Entries with figure data
>>>>
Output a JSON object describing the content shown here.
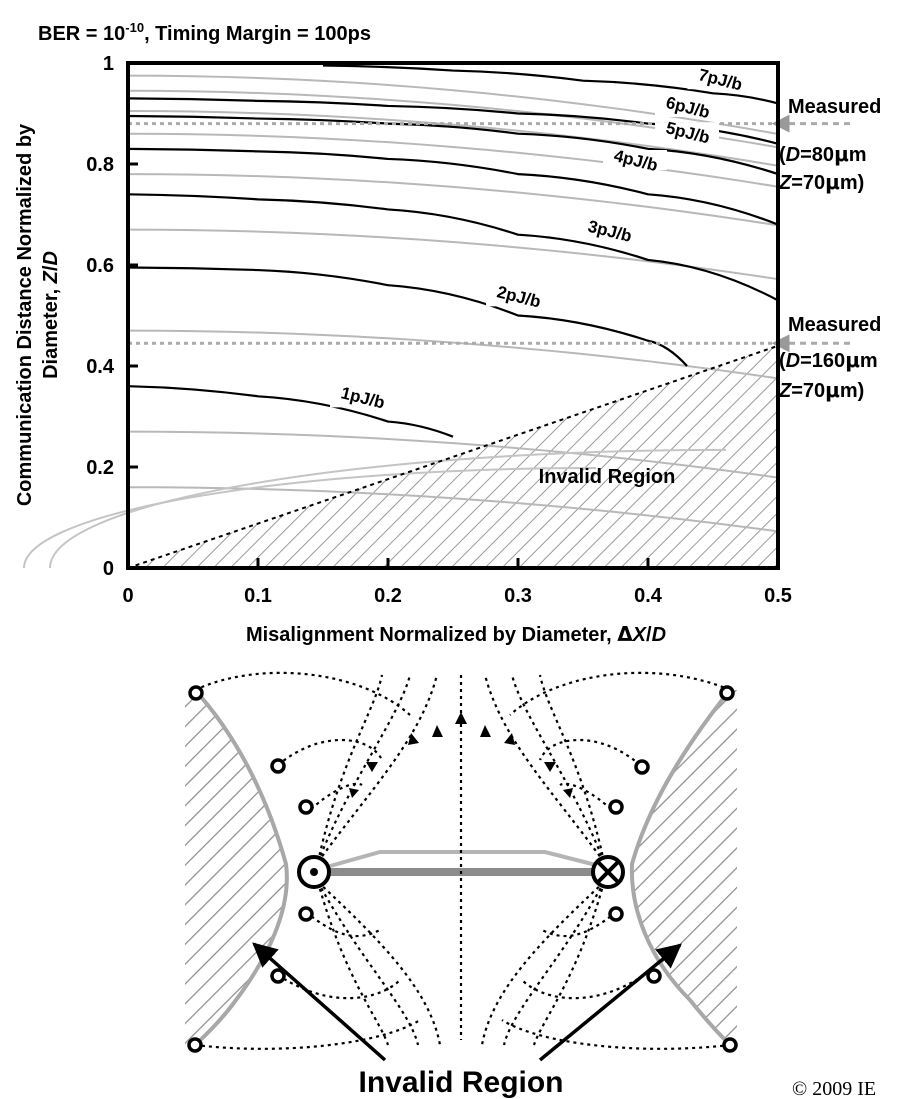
{
  "header": {
    "condition_text": "BER = 10⁻¹⁰, Timing Margin = 100ps"
  },
  "chart_data": {
    "type": "line",
    "subtype": "contour",
    "title": "BER = 10⁻¹⁰, Timing Margin = 100ps",
    "xlabel": "Misalignment Normalized by Diameter, ΔX/D",
    "ylabel_line1": "Communication Distance Normalized by",
    "ylabel_line2": "Diameter, Z/D",
    "xlim": [
      0,
      0.5
    ],
    "ylim": [
      0,
      1
    ],
    "x_ticks": [
      "0",
      "0.1",
      "0.2",
      "0.3",
      "0.4",
      "0.5"
    ],
    "y_ticks": [
      "0",
      "0.2",
      "0.4",
      "0.6",
      "0.8",
      "1"
    ],
    "grid": false,
    "series": [
      {
        "name": "1pJ/b",
        "color": "#000000",
        "x": [
          0,
          0.1,
          0.2,
          0.25
        ],
        "y": [
          0.36,
          0.34,
          0.29,
          0.26
        ]
      },
      {
        "name": "2pJ/b",
        "color": "#000000",
        "x": [
          0,
          0.1,
          0.2,
          0.3,
          0.4,
          0.43
        ],
        "y": [
          0.595,
          0.59,
          0.56,
          0.5,
          0.45,
          0.4
        ]
      },
      {
        "name": "3pJ/b",
        "color": "#000000",
        "x": [
          0,
          0.1,
          0.2,
          0.3,
          0.4,
          0.5
        ],
        "y": [
          0.74,
          0.73,
          0.71,
          0.66,
          0.61,
          0.53
        ]
      },
      {
        "name": "4pJ/b",
        "color": "#000000",
        "x": [
          0,
          0.1,
          0.2,
          0.3,
          0.4,
          0.5
        ],
        "y": [
          0.83,
          0.825,
          0.81,
          0.78,
          0.74,
          0.68
        ]
      },
      {
        "name": "5pJ/b",
        "color": "#000000",
        "x": [
          0,
          0.1,
          0.2,
          0.3,
          0.4,
          0.5
        ],
        "y": [
          0.895,
          0.89,
          0.88,
          0.86,
          0.83,
          0.78
        ]
      },
      {
        "name": "6pJ/b",
        "color": "#000000",
        "x": [
          0,
          0.1,
          0.2,
          0.3,
          0.4,
          0.5
        ],
        "y": [
          0.93,
          0.925,
          0.915,
          0.9,
          0.88,
          0.84
        ]
      },
      {
        "name": "7pJ/b",
        "color": "#000000",
        "x": [
          0.15,
          0.25,
          0.35,
          0.45,
          0.5
        ],
        "y": [
          0.995,
          0.985,
          0.965,
          0.94,
          0.92
        ]
      }
    ],
    "contour_labels": [
      {
        "text": "1pJ/b",
        "x": 0.18,
        "y": 0.33
      },
      {
        "text": "2pJ/b",
        "x": 0.3,
        "y": 0.53
      },
      {
        "text": "3pJ/b",
        "x": 0.37,
        "y": 0.66
      },
      {
        "text": "4pJ/b",
        "x": 0.39,
        "y": 0.8
      },
      {
        "text": "5pJ/b",
        "x": 0.43,
        "y": 0.855
      },
      {
        "text": "6pJ/b",
        "x": 0.43,
        "y": 0.905
      },
      {
        "text": "7pJ/b",
        "x": 0.455,
        "y": 0.96
      }
    ],
    "invalid_boundary": {
      "x": [
        0,
        0.5
      ],
      "y": [
        0,
        0.44
      ]
    },
    "region_label": "Invalid Region",
    "measured_lines": [
      {
        "y": 0.88,
        "label": "Measured",
        "detail_line1": "(D=80μm",
        "detail_line2": "Z=70μm)"
      },
      {
        "y": 0.445,
        "label": "Measured",
        "detail_line1": "(D=160μm",
        "detail_line2": "Z=70μm)"
      }
    ]
  },
  "diagram": {
    "region_label": "Invalid Region"
  },
  "copyright": "© 2009 IE"
}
<<<<
> WHAT IS NEEDED: Exactly reproduce the entries above, minus the pictures.

> WRITTEN SOLUTION:
Output a JSON object describing the content shown here.
{
  "header": {
    "condition_text": "BER = 10⁻¹⁰, Timing Margin = 100ps"
  },
  "chart_data": {
    "type": "line",
    "subtype": "contour",
    "title": "BER = 10⁻¹⁰, Timing Margin = 100ps",
    "xlabel": "Misalignment Normalized by Diameter, ΔX/D",
    "ylabel_line1": "Communication Distance Normalized by",
    "ylabel_line2": "Diameter, Z/D",
    "xlim": [
      0,
      0.5
    ],
    "ylim": [
      0,
      1
    ],
    "x_ticks": [
      "0",
      "0.1",
      "0.2",
      "0.3",
      "0.4",
      "0.5"
    ],
    "y_ticks": [
      "0",
      "0.2",
      "0.4",
      "0.6",
      "0.8",
      "1"
    ],
    "grid": false,
    "series": [
      {
        "name": "1pJ/b",
        "color": "#000000",
        "x": [
          0,
          0.1,
          0.2,
          0.25
        ],
        "y": [
          0.36,
          0.34,
          0.29,
          0.26
        ]
      },
      {
        "name": "2pJ/b",
        "color": "#000000",
        "x": [
          0,
          0.1,
          0.2,
          0.3,
          0.4,
          0.43
        ],
        "y": [
          0.595,
          0.59,
          0.56,
          0.5,
          0.45,
          0.4
        ]
      },
      {
        "name": "3pJ/b",
        "color": "#000000",
        "x": [
          0,
          0.1,
          0.2,
          0.3,
          0.4,
          0.5
        ],
        "y": [
          0.74,
          0.73,
          0.71,
          0.66,
          0.61,
          0.53
        ]
      },
      {
        "name": "4pJ/b",
        "color": "#000000",
        "x": [
          0,
          0.1,
          0.2,
          0.3,
          0.4,
          0.5
        ],
        "y": [
          0.83,
          0.825,
          0.81,
          0.78,
          0.74,
          0.68
        ]
      },
      {
        "name": "5pJ/b",
        "color": "#000000",
        "x": [
          0,
          0.1,
          0.2,
          0.3,
          0.4,
          0.5
        ],
        "y": [
          0.895,
          0.89,
          0.88,
          0.86,
          0.83,
          0.78
        ]
      },
      {
        "name": "6pJ/b",
        "color": "#000000",
        "x": [
          0,
          0.1,
          0.2,
          0.3,
          0.4,
          0.5
        ],
        "y": [
          0.93,
          0.925,
          0.915,
          0.9,
          0.88,
          0.84
        ]
      },
      {
        "name": "7pJ/b",
        "color": "#000000",
        "x": [
          0.15,
          0.25,
          0.35,
          0.45,
          0.5
        ],
        "y": [
          0.995,
          0.985,
          0.965,
          0.94,
          0.92
        ]
      }
    ],
    "contour_labels": [
      {
        "text": "1pJ/b",
        "x": 0.18,
        "y": 0.33
      },
      {
        "text": "2pJ/b",
        "x": 0.3,
        "y": 0.53
      },
      {
        "text": "3pJ/b",
        "x": 0.37,
        "y": 0.66
      },
      {
        "text": "4pJ/b",
        "x": 0.39,
        "y": 0.8
      },
      {
        "text": "5pJ/b",
        "x": 0.43,
        "y": 0.855
      },
      {
        "text": "6pJ/b",
        "x": 0.43,
        "y": 0.905
      },
      {
        "text": "7pJ/b",
        "x": 0.455,
        "y": 0.96
      }
    ],
    "invalid_boundary": {
      "x": [
        0,
        0.5
      ],
      "y": [
        0,
        0.44
      ]
    },
    "region_label": "Invalid Region",
    "measured_lines": [
      {
        "y": 0.88,
        "label": "Measured",
        "detail_line1": "(D=80μm",
        "detail_line2": "Z=70μm)"
      },
      {
        "y": 0.445,
        "label": "Measured",
        "detail_line1": "(D=160μm",
        "detail_line2": "Z=70μm)"
      }
    ]
  },
  "diagram": {
    "region_label": "Invalid Region"
  },
  "copyright": "© 2009 IE"
}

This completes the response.